** START Data listing **

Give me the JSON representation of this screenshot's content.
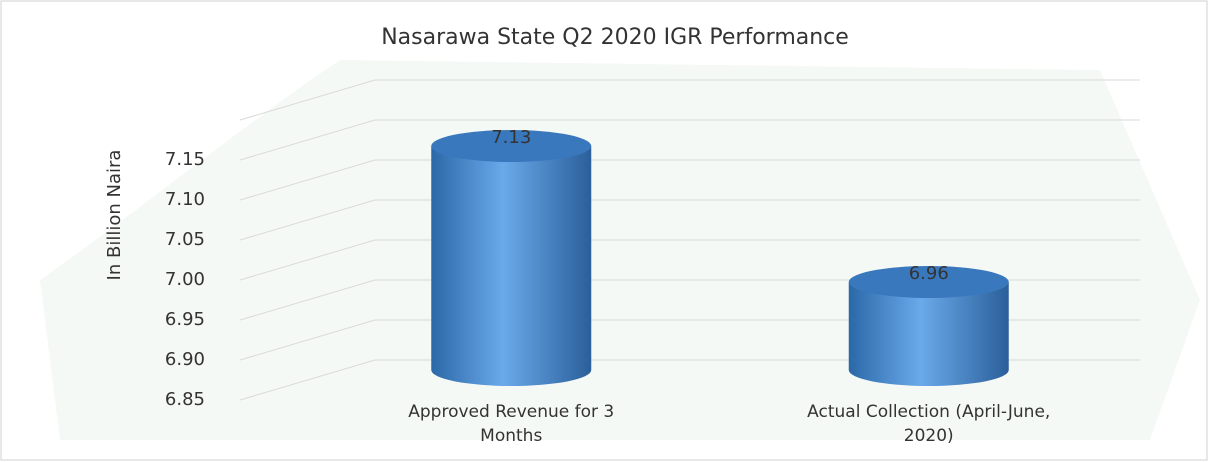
{
  "chart_data": {
    "type": "bar",
    "title": "Nasarawa State Q2 2020 IGR Performance",
    "y_label": "In Billion Naira",
    "categories": [
      "Approved Revenue for 3 Months",
      "Actual Collection (April-June, 2020)"
    ],
    "values": [
      7.13,
      6.96
    ],
    "color": "#4a8fd6",
    "ylim": [
      6.85,
      7.2
    ],
    "yticks": [
      6.85,
      {
        "value": 6.9,
        "label": "6.90"
      },
      6.95,
      {
        "value": 7,
        "label": "7.00"
      },
      7.05,
      {
        "value": 7.1,
        "label": "7.10"
      },
      7.15
    ],
    "grid": true
  }
}
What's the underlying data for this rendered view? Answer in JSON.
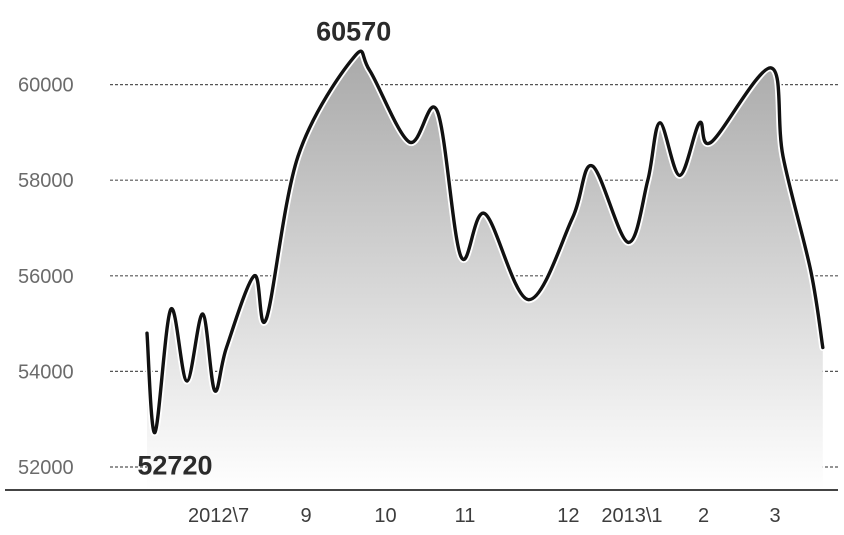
{
  "chart_data": {
    "type": "area",
    "title": "",
    "xlabel": "",
    "ylabel": "",
    "ylim": [
      52000,
      61000
    ],
    "yticks": [
      52000,
      54000,
      56000,
      58000,
      60000
    ],
    "grid": true,
    "legend": "none",
    "x_tick_labels": [
      {
        "label": "2012\\7",
        "x": 0.9
      },
      {
        "label": "9",
        "x": 2.0
      },
      {
        "label": "10",
        "x": 3.0
      },
      {
        "label": "11",
        "x": 4.0
      },
      {
        "label": "12",
        "x": 5.3
      },
      {
        "label": "2013\\1",
        "x": 6.1
      },
      {
        "label": "2",
        "x": 7.0
      },
      {
        "label": "3",
        "x": 7.9
      }
    ],
    "series": [
      {
        "x": [
          0.0,
          0.1,
          0.3,
          0.5,
          0.7,
          0.85,
          1.0,
          1.35,
          1.5,
          1.9,
          2.6,
          2.8,
          3.3,
          3.65,
          3.95,
          4.25,
          4.8,
          5.35,
          5.6,
          6.05,
          6.3,
          6.45,
          6.7,
          6.95,
          7.1,
          7.85,
          8.0,
          8.35,
          8.5
        ],
        "y": [
          54800,
          52720,
          55300,
          53800,
          55200,
          53600,
          54500,
          56000,
          55100,
          58500,
          60570,
          60300,
          58800,
          59450,
          56400,
          57300,
          55500,
          57200,
          58300,
          56700,
          58000,
          59200,
          58100,
          59200,
          58800,
          60350,
          58500,
          56100,
          54500
        ]
      }
    ],
    "annotations": [
      {
        "text": "60570",
        "x": 2.6,
        "y": 60570
      },
      {
        "text": "52720",
        "x": 0.1,
        "y": 52720
      }
    ],
    "colors": {
      "line": "#111111",
      "area_top": "#a9a9a9",
      "area_bottom": "#ffffff",
      "grid": "#555555",
      "axis": "#444444"
    }
  }
}
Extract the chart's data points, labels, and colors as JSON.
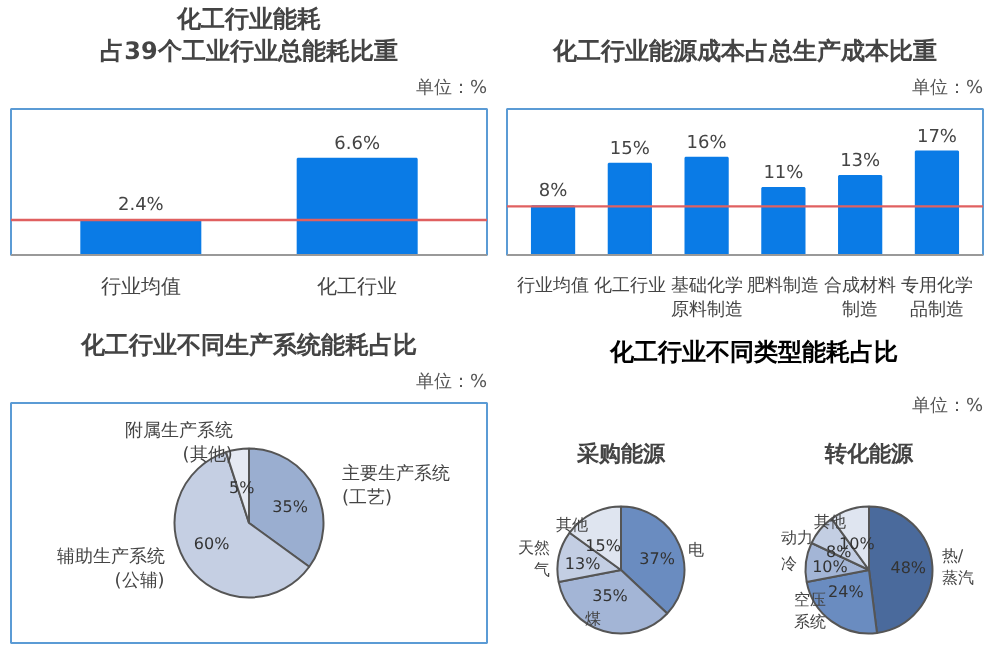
{
  "chart_data": [
    {
      "type": "bar",
      "title": "化工行业能耗",
      "subtitle": "占39个工业行业总能耗比重",
      "annotations": [
        "单位：%"
      ],
      "categories": [
        "行业均值",
        "化工行业"
      ],
      "values": [
        2.4,
        6.6
      ],
      "color": "#0a7be6",
      "value_labels": [
        "2.4%",
        "6.6%"
      ],
      "ylim": [
        0,
        10
      ],
      "tick_labels": "x",
      "grid": false,
      "ref_lines": [
        {
          "axis": "y",
          "value": 2.4,
          "color": "#e06060"
        }
      ]
    },
    {
      "type": "bar",
      "title": "化工行业能源成本占总生产成本比重",
      "annotations": [
        "单位：%"
      ],
      "categories": [
        "行业均值",
        "化工行业",
        "基础化学原料制造",
        "肥料制造",
        "合成材料制造",
        "专用化学品制造"
      ],
      "values": [
        8,
        15,
        16,
        11,
        13,
        17
      ],
      "color": "#0a7be6",
      "value_labels": [
        "8%",
        "15%",
        "16%",
        "11%",
        "13%",
        "17%"
      ],
      "ylim": [
        0,
        24
      ],
      "tick_labels": "x",
      "grid": false,
      "ref_lines": [
        {
          "axis": "y",
          "value": 8,
          "color": "#e06060"
        }
      ]
    },
    {
      "type": "pie",
      "title": "化工行业不同生产系统能耗占比",
      "annotations": [
        "单位：%"
      ],
      "categories": [
        "主要生产系统(工艺)",
        "辅助生产系统(公辅)",
        "附属生产系统(其他)"
      ],
      "values": [
        35,
        60,
        5
      ],
      "colors": [
        "#9aaed0",
        "#c5cfe3",
        "#e5e9f2"
      ],
      "value_labels": [
        "35%",
        "60%",
        "5%"
      ]
    },
    {
      "type": "pie",
      "title": "化工行业不同类型能耗占比",
      "subtitle": "采购能源",
      "annotations": [
        "单位：%"
      ],
      "categories": [
        "电",
        "煤",
        "天然气",
        "其他"
      ],
      "values": [
        37,
        35,
        13,
        15
      ],
      "colors": [
        "#6a8cc0",
        "#a3b5d6",
        "#c3cee3",
        "#dfe5f0"
      ],
      "value_labels": [
        "37%",
        "35%",
        "13%",
        "15%"
      ]
    },
    {
      "type": "pie",
      "title": "转化能源",
      "categories": [
        "热/蒸汽",
        "空压系统",
        "冷",
        "动力",
        "其他"
      ],
      "values": [
        48,
        24,
        10,
        8,
        10
      ],
      "colors": [
        "#4a6a9c",
        "#6a8cc0",
        "#a3b5d6",
        "#c3cee3",
        "#dfe5f0"
      ],
      "value_labels": [
        "48%",
        "24%",
        "10%",
        "8%",
        "10%"
      ]
    }
  ]
}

** END Data listing **

> _What is expected_: Extract, from the material above, each line holding the word "grid".

> _Result of this exercise_:
    "grid": true
    "grid": true,
      "grid": "#555555",
      "grid": false,
      "grid": false,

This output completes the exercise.